▶ **Exercise**
Reproduce every line of the listing as written, apart from the pictures.

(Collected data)

━━━━━━━━━━━━━━━━━━━━

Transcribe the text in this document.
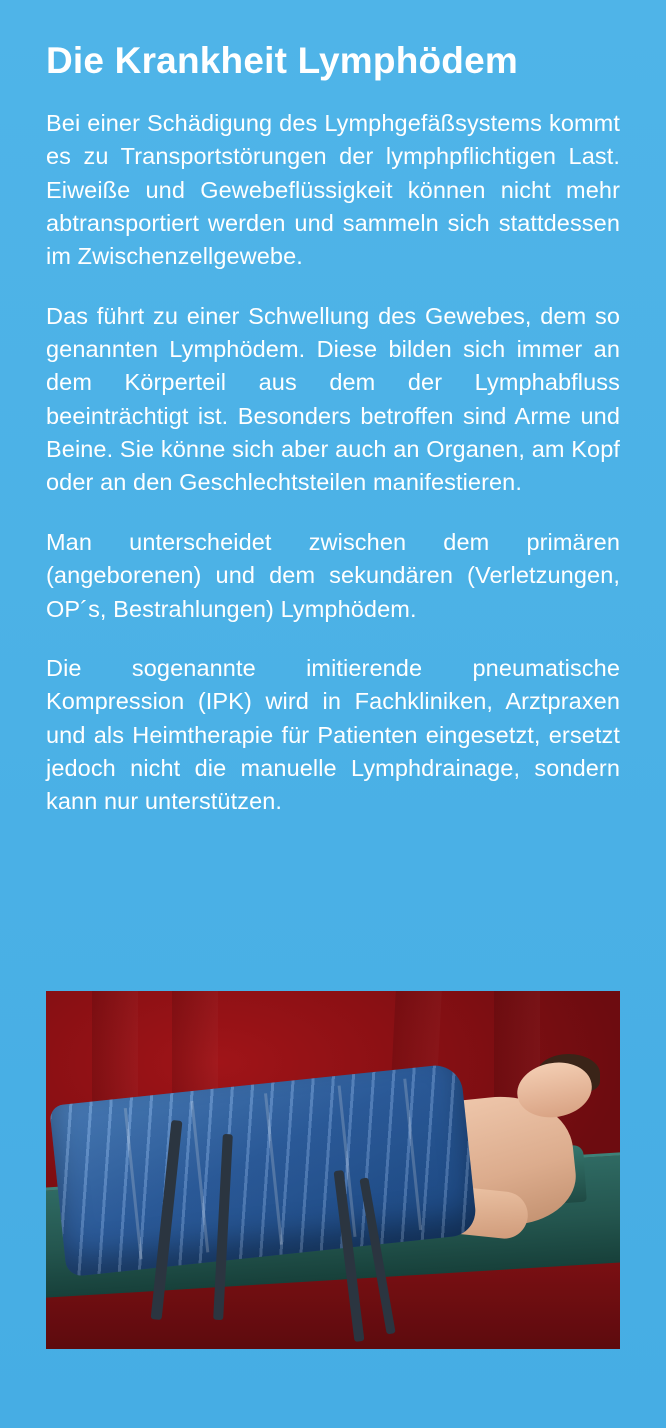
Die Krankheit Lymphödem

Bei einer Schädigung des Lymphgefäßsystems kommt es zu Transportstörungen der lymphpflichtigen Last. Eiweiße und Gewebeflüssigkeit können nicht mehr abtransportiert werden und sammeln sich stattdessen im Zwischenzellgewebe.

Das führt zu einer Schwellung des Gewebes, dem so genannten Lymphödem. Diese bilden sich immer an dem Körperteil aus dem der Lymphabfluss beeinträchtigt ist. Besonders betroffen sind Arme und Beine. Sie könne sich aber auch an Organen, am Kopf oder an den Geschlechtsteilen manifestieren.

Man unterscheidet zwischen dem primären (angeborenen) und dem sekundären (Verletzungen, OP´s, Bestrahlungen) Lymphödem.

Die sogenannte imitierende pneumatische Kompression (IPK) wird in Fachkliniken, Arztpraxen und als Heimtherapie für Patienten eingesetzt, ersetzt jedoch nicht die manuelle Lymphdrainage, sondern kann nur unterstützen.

━━━━━━━━━━━━━━━━━━━━

▶ **Result of this task**
Transcribe the text in this document.
Die Krankheit Lymphödem

Bei einer Schädigung des Lymphgefäßsystems kommt es zu Transportstörungen der lymphpflichtigen Last. Eiweiße und Gewebeflüssigkeit können nicht mehr abtransportiert werden und sammeln sich stattdessen im Zwischenzellgewebe.

Das führt zu einer Schwellung des Gewebes, dem so genannten Lymphödem. Diese bilden sich immer an dem Körperteil aus dem der Lymphabfluss beeinträchtigt ist. Besonders betroffen sind Arme und Beine. Sie könne sich aber auch an Organen, am Kopf oder an den Geschlechtsteilen manifestieren.

Man unterscheidet zwischen dem primären (angeborenen) und dem sekundären (Verletzungen, OP´s, Bestrahlungen) Lymphödem.

Die sogenannte imitierende pneumatische Kompression (IPK) wird in Fachkliniken, Arztpraxen und als Heimtherapie für Patienten eingesetzt, ersetzt jedoch nicht die manuelle Lymphdrainage, sondern kann nur unterstützen.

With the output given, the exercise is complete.